Exercise directions: In the listing below, locate the lines that hold the string "this". Copy those lines.

Working data:
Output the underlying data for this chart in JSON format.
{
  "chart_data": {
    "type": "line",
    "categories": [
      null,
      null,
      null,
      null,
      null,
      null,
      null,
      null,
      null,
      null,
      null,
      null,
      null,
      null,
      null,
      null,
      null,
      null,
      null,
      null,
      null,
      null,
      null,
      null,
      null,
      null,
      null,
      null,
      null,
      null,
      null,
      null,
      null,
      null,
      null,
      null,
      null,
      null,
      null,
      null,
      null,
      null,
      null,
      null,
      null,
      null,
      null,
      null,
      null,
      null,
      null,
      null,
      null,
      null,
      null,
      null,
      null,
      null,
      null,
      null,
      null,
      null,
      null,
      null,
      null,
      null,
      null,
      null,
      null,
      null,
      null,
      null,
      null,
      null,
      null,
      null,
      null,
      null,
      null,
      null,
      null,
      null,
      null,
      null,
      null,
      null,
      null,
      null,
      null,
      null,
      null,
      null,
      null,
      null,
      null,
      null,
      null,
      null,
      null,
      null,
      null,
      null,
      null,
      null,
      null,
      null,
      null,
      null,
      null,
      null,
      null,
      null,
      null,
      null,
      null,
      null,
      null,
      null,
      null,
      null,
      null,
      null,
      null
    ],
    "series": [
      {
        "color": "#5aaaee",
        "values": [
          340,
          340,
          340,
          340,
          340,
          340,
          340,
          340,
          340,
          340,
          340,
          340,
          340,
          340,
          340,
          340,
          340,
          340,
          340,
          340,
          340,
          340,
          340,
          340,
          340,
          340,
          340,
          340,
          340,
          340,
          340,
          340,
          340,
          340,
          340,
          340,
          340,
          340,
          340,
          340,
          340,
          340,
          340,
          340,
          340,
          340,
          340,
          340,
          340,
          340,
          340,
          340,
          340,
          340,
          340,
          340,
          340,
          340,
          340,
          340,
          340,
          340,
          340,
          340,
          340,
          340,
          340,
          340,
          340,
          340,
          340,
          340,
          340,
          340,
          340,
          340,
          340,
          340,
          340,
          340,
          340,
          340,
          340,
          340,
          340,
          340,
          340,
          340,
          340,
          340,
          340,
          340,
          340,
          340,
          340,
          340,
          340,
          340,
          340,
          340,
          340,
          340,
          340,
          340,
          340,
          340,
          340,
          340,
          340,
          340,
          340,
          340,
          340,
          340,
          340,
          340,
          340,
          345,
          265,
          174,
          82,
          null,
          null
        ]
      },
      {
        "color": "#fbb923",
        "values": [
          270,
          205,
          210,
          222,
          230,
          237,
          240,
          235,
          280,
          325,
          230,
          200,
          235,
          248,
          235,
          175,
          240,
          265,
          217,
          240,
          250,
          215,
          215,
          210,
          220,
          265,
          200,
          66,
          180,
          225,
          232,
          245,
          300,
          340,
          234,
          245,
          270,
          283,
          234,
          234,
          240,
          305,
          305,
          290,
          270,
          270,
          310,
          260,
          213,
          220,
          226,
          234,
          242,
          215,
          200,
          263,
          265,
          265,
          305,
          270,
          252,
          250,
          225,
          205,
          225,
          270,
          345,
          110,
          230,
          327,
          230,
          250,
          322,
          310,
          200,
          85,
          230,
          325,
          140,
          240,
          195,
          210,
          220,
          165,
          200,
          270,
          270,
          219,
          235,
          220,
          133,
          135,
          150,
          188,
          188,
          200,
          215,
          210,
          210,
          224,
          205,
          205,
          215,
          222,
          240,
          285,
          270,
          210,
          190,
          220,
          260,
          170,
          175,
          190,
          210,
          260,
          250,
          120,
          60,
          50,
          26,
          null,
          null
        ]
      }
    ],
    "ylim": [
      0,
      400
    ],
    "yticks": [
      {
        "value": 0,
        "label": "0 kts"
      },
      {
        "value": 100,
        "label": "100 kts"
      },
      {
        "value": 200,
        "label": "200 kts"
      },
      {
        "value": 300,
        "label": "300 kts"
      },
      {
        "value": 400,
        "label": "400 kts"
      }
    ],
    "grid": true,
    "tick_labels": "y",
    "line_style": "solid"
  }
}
==
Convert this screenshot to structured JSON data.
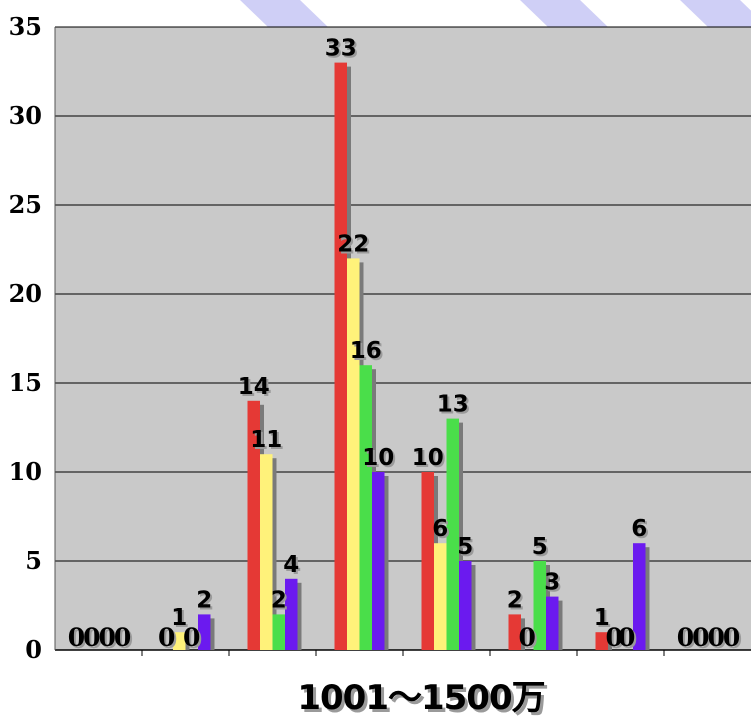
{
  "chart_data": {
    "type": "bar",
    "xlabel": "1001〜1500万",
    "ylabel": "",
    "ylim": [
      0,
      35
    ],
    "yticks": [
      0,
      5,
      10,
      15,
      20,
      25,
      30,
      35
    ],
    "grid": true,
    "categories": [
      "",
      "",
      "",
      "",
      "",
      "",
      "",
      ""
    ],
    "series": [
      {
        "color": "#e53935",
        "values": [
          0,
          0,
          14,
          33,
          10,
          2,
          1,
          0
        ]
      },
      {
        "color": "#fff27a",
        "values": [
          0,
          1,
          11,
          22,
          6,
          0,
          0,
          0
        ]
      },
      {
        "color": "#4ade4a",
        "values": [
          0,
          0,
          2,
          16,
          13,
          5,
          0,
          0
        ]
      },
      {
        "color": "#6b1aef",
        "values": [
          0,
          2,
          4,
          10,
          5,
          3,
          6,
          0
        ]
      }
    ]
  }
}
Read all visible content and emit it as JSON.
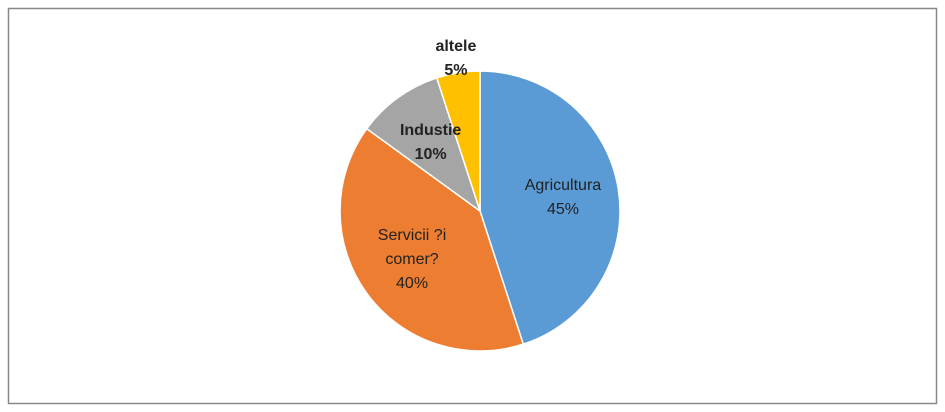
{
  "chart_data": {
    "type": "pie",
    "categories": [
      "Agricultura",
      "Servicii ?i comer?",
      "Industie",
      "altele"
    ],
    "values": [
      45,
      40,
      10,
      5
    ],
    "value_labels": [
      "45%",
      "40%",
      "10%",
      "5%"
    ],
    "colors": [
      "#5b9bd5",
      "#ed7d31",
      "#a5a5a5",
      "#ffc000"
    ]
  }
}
--
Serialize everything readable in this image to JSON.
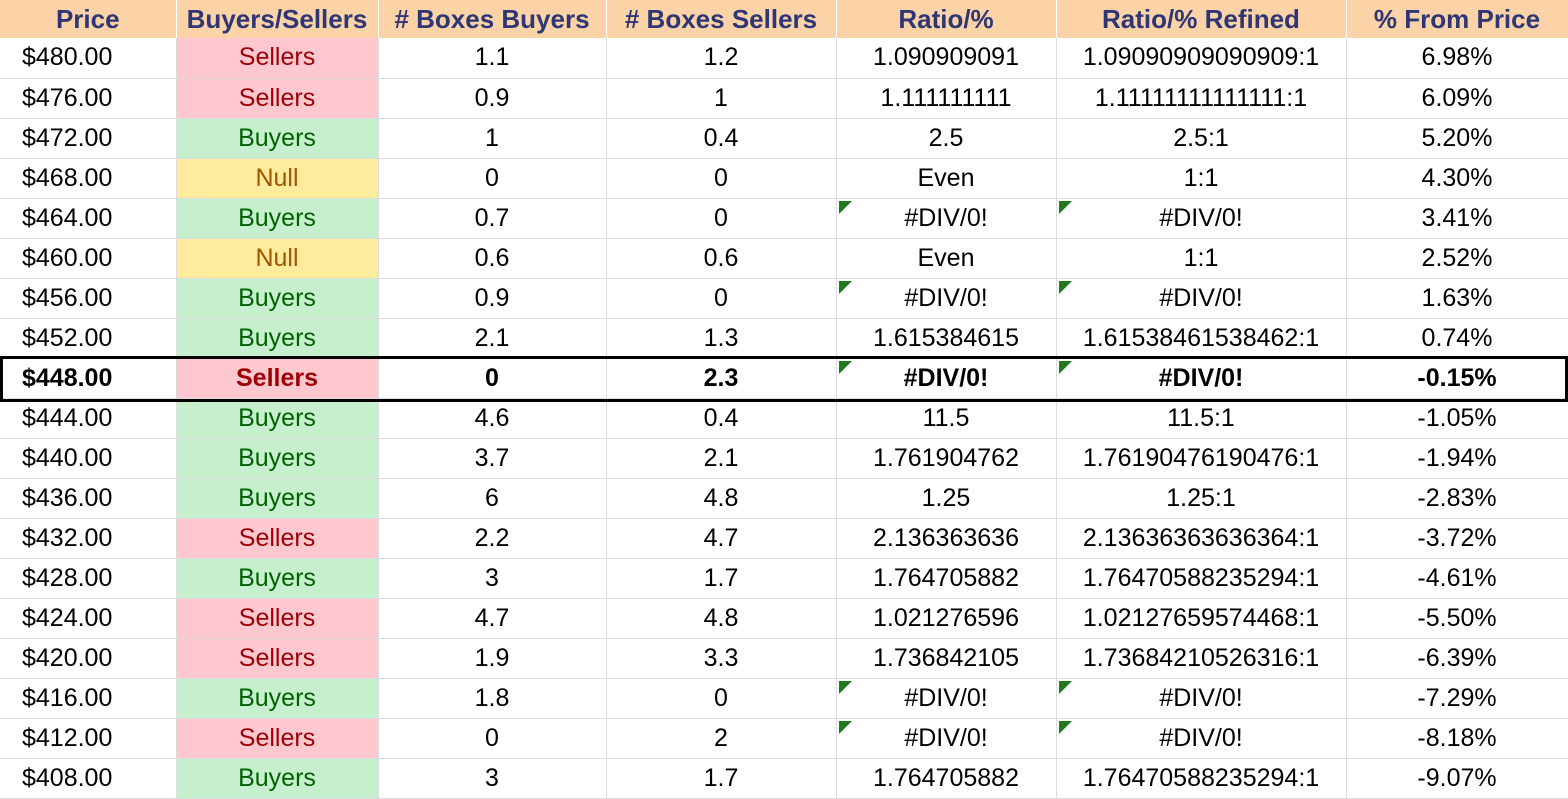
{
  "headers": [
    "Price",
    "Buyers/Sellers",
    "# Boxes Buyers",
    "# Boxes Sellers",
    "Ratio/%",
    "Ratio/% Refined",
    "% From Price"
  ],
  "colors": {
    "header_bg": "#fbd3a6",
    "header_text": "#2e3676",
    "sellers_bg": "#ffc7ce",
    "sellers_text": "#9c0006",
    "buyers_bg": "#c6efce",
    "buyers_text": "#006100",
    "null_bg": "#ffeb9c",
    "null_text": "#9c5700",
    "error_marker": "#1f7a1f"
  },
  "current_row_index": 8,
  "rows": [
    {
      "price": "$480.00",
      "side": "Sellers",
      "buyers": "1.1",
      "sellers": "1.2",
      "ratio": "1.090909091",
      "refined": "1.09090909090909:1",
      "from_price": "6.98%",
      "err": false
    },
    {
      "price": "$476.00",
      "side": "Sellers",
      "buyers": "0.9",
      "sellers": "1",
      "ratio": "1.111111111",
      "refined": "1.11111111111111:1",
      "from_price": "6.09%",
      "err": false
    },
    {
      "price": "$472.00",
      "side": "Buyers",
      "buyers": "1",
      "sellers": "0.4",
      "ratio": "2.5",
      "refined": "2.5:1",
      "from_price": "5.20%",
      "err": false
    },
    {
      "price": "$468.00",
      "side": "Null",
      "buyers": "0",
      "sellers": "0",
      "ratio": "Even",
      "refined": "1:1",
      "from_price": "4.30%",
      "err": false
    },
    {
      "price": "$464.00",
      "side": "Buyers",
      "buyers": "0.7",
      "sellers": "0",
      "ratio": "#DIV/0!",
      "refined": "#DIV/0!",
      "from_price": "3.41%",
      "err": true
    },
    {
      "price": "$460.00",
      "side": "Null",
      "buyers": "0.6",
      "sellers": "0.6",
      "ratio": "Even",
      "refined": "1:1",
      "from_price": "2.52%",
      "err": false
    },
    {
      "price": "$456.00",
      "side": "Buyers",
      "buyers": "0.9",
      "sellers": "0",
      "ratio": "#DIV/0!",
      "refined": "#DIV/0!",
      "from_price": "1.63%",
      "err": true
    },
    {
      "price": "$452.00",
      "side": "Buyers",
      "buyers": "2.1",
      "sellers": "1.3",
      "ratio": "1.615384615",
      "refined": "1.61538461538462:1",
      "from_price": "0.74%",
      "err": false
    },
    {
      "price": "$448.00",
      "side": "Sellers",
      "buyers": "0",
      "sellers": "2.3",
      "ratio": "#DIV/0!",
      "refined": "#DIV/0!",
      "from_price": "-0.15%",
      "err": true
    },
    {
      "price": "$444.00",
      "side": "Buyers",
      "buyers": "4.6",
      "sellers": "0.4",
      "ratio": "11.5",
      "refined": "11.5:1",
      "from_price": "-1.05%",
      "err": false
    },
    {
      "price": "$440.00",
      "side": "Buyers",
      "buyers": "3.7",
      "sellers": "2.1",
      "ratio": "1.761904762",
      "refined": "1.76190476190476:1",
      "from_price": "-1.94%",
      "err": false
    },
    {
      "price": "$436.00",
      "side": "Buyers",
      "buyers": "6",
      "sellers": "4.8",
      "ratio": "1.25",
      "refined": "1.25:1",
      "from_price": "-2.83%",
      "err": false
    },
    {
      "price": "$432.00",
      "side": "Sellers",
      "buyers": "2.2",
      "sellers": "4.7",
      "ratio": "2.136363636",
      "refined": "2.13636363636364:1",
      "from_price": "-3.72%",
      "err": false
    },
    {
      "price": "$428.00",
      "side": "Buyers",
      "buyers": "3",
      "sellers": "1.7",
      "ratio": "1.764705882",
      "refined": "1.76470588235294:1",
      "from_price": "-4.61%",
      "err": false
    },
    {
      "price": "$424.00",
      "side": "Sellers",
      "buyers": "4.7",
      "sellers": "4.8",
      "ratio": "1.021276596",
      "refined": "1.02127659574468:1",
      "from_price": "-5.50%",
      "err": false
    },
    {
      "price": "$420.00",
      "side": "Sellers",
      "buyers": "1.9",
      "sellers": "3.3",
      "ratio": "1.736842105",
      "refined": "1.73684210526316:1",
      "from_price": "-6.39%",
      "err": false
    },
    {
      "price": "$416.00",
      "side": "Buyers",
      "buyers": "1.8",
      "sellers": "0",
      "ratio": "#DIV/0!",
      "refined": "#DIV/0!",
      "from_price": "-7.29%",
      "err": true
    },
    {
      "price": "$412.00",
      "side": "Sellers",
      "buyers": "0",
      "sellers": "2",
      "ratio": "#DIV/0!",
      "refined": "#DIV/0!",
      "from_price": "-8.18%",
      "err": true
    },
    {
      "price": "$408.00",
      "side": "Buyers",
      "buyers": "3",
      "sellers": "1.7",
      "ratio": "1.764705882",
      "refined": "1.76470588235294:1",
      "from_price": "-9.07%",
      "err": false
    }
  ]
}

Solution:
Output the underlying data for this chart in JSON format.
Convert this screenshot to structured JSON data.
Serialize everything readable in this image to JSON.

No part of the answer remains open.